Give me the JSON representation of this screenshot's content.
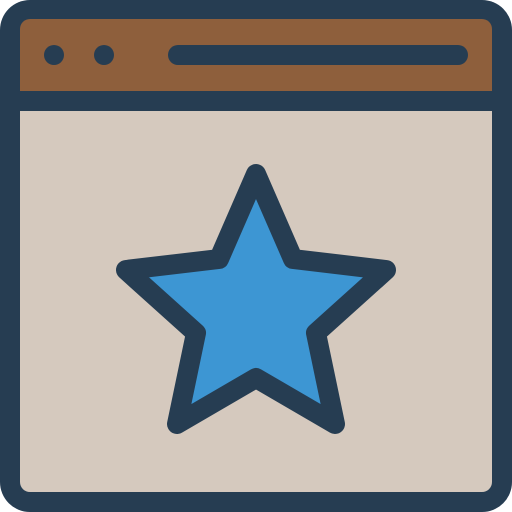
{
  "icon": {
    "name": "browser-window-star-icon",
    "colors": {
      "outline": "#263d52",
      "title_bar": "#8e5f3c",
      "window_body": "#d5c9be",
      "star_fill": "#3d96d3",
      "dot": "#263d52"
    },
    "parts": {
      "window_controls": [
        "dot",
        "dot"
      ],
      "address_bar": "address-bar-line",
      "center_symbol": "star-icon"
    }
  }
}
____
◆ EXERCISE AIM
Repeat all the records above exactly, leaving out any pictures.

◆ RESPONSE TO THE TASK
Give me the JSON representation of this screenshot's content.
{
  "icon": {
    "name": "browser-window-star-icon",
    "colors": {
      "outline": "#263d52",
      "title_bar": "#8e5f3c",
      "window_body": "#d5c9be",
      "star_fill": "#3d96d3",
      "dot": "#263d52"
    },
    "parts": {
      "window_controls": [
        "dot",
        "dot"
      ],
      "address_bar": "address-bar-line",
      "center_symbol": "star-icon"
    }
  }
}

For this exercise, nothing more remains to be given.